LISTED RECORDS:

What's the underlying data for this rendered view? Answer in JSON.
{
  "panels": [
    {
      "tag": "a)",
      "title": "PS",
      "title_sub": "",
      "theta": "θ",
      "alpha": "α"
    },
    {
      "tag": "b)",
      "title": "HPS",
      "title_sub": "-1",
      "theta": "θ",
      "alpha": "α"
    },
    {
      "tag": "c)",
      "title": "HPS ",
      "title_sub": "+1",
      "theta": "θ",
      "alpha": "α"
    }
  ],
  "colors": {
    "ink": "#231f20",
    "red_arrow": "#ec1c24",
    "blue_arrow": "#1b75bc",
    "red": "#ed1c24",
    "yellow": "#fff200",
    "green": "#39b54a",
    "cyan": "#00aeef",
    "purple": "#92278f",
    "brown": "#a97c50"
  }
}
...
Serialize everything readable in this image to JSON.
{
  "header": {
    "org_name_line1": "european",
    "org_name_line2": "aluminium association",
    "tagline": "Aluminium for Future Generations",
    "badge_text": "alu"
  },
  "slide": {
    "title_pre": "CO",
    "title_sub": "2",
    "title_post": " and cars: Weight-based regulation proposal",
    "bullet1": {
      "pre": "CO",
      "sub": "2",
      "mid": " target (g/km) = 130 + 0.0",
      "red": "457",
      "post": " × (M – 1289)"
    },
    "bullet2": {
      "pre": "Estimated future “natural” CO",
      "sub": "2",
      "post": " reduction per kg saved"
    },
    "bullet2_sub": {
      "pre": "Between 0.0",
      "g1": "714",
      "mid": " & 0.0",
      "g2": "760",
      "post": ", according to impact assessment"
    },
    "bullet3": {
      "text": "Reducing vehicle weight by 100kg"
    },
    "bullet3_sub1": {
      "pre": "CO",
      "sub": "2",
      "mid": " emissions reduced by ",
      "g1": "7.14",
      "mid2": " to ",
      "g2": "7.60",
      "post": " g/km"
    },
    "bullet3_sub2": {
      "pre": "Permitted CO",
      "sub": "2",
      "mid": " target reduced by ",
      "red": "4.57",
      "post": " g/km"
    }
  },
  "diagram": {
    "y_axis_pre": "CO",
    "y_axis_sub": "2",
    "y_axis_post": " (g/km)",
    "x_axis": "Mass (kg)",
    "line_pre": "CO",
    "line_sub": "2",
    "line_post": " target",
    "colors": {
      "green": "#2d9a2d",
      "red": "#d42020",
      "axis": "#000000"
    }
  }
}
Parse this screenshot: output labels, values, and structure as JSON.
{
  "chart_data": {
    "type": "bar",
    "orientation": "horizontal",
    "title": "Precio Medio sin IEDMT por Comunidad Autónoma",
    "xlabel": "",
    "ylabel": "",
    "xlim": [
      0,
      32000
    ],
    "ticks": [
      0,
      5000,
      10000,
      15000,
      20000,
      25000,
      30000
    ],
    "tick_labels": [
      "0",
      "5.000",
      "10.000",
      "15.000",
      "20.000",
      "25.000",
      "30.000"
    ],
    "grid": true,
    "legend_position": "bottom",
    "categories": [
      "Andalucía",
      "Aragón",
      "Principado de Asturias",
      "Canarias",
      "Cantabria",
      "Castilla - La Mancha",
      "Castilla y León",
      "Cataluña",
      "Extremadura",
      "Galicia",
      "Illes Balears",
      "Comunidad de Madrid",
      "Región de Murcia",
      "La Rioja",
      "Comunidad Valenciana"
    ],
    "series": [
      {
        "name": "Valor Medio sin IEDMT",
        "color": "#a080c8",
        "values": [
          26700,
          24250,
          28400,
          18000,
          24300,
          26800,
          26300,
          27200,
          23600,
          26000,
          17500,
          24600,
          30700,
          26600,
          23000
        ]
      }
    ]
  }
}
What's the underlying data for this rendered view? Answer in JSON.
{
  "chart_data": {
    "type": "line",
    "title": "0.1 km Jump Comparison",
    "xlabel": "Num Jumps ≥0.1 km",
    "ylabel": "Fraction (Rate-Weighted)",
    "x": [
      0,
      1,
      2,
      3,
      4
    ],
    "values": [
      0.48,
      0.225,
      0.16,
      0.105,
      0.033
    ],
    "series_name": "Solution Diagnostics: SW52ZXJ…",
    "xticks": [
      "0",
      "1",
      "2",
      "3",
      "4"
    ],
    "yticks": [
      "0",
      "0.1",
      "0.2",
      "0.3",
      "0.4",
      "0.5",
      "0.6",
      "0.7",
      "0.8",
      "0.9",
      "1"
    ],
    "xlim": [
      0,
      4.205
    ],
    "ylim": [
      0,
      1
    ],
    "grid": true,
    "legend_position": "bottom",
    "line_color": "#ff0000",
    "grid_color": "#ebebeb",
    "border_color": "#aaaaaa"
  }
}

PROBLEM:
Copy every line of the entries above in which "Medio" occurs.

COMPLETED EXERCISE:
    "title": "Precio Medio sin IEDMT por Comunidad Autónoma",
        "name": "Valor Medio sin IEDMT",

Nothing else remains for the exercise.